Pick out all lines of the entries that include the word "text" and copy them.

=====

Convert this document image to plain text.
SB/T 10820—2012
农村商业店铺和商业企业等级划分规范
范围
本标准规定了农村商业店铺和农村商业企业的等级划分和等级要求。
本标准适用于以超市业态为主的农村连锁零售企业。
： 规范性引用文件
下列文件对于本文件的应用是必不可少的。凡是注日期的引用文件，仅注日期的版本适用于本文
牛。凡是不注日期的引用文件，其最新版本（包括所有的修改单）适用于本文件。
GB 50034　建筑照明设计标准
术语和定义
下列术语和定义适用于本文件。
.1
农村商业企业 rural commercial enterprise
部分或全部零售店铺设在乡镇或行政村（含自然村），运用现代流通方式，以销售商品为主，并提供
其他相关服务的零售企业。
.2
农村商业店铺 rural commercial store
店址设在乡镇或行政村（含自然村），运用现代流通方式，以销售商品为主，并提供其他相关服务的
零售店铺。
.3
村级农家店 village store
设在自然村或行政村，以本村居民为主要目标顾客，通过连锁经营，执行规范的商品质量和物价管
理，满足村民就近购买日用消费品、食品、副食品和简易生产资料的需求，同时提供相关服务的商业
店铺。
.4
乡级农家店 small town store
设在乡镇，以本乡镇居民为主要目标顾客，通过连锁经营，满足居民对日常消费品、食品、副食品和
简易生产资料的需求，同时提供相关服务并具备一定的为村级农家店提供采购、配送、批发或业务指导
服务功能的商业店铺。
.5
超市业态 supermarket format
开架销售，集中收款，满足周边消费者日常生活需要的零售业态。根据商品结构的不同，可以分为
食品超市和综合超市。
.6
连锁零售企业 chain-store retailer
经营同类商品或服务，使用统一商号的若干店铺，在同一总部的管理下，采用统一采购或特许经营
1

=====

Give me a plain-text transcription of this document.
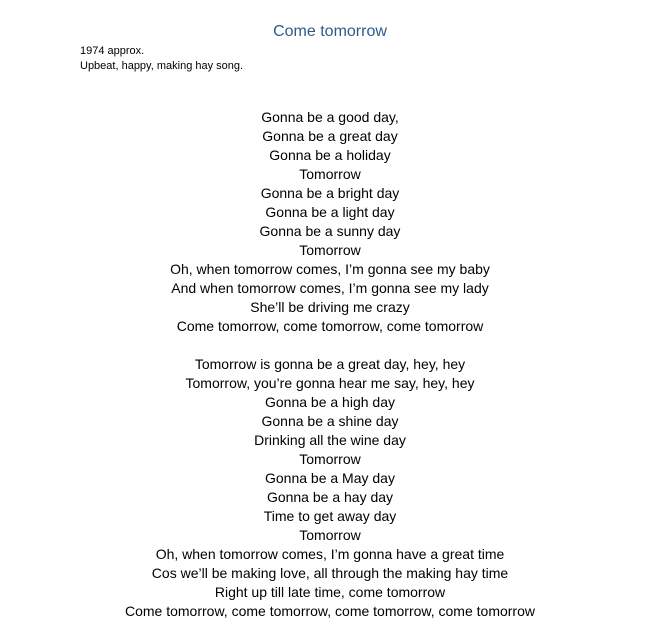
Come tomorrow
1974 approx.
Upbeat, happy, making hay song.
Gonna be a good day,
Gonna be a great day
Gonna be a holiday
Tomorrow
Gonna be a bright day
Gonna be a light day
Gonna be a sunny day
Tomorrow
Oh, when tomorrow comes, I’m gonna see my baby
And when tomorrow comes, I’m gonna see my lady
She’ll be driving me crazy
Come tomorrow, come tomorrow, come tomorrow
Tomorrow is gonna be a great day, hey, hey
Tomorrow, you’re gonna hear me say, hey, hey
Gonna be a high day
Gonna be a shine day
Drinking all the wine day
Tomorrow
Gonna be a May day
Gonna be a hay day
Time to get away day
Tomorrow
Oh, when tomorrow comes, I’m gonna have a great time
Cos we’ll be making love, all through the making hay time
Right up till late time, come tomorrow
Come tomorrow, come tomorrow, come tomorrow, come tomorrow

=====

Answer in full:
Convert this document image to plain text.
Give me a plain-text transcription of this document.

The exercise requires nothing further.